**THE REQUEST**
Count lines, not occurrences: give the number of lines holding the word "Быков", and nothing besides.

-- BEGIN DATA PROVIDED --

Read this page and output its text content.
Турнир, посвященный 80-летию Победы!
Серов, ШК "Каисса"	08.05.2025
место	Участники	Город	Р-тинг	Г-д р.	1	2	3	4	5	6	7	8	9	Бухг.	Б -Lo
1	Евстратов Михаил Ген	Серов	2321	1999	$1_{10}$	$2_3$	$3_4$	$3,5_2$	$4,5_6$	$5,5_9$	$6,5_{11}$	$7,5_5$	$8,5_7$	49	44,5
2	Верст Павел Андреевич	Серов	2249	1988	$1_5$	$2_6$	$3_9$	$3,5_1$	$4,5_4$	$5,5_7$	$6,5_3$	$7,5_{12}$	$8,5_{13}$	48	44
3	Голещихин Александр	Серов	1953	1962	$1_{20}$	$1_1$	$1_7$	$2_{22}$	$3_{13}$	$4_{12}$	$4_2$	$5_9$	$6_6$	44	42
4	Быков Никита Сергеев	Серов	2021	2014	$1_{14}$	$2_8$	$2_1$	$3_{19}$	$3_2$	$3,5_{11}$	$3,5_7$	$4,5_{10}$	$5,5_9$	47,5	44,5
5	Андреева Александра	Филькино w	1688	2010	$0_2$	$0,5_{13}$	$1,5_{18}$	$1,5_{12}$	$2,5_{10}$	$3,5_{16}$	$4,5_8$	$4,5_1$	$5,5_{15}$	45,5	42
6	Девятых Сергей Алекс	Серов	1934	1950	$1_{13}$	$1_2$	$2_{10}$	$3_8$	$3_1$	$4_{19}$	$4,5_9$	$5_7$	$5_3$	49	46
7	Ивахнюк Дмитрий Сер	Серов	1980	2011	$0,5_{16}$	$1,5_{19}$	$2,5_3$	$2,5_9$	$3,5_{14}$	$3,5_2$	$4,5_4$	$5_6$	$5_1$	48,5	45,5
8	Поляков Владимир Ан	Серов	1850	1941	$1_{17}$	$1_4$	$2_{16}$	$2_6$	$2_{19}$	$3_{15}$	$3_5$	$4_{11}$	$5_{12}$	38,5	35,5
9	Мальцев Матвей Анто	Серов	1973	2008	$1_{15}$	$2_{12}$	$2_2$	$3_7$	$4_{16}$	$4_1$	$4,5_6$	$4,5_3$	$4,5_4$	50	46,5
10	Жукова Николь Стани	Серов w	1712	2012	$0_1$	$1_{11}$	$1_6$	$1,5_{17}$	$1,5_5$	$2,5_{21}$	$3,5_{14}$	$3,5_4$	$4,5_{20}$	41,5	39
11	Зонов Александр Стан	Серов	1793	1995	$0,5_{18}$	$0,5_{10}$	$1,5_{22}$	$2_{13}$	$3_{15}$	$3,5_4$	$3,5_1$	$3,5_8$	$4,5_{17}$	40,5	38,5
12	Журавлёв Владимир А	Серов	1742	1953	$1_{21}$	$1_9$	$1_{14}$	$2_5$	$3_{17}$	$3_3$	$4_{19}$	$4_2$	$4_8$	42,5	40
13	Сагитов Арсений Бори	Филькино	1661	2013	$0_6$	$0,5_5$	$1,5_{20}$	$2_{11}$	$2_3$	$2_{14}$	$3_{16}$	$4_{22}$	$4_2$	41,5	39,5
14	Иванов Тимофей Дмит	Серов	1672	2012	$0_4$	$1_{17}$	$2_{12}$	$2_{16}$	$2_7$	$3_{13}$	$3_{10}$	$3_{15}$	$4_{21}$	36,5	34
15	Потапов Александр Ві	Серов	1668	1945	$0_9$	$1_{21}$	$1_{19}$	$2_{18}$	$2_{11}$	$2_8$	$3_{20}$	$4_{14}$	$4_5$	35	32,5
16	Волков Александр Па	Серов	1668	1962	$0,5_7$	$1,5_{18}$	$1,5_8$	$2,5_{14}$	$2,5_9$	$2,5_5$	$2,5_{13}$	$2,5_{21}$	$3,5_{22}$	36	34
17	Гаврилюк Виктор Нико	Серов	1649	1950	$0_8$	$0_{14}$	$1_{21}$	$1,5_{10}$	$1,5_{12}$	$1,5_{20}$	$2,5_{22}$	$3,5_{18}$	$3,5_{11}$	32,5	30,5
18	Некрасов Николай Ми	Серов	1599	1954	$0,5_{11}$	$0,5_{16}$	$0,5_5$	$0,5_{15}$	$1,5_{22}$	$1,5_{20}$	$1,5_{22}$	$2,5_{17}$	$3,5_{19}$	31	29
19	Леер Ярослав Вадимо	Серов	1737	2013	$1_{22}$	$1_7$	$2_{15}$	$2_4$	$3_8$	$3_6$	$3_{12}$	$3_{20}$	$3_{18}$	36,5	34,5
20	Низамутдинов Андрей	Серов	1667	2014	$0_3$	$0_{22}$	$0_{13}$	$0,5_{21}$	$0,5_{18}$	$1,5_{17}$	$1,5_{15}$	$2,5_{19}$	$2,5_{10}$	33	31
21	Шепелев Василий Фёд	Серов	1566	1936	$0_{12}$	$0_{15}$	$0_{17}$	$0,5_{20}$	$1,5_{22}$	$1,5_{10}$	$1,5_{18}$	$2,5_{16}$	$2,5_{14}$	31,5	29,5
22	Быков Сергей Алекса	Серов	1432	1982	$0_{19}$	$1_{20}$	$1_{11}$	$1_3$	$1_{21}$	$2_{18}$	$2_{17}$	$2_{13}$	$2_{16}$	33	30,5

-- END DATA PROVIDED --

**RESULT OF THE TASK**
2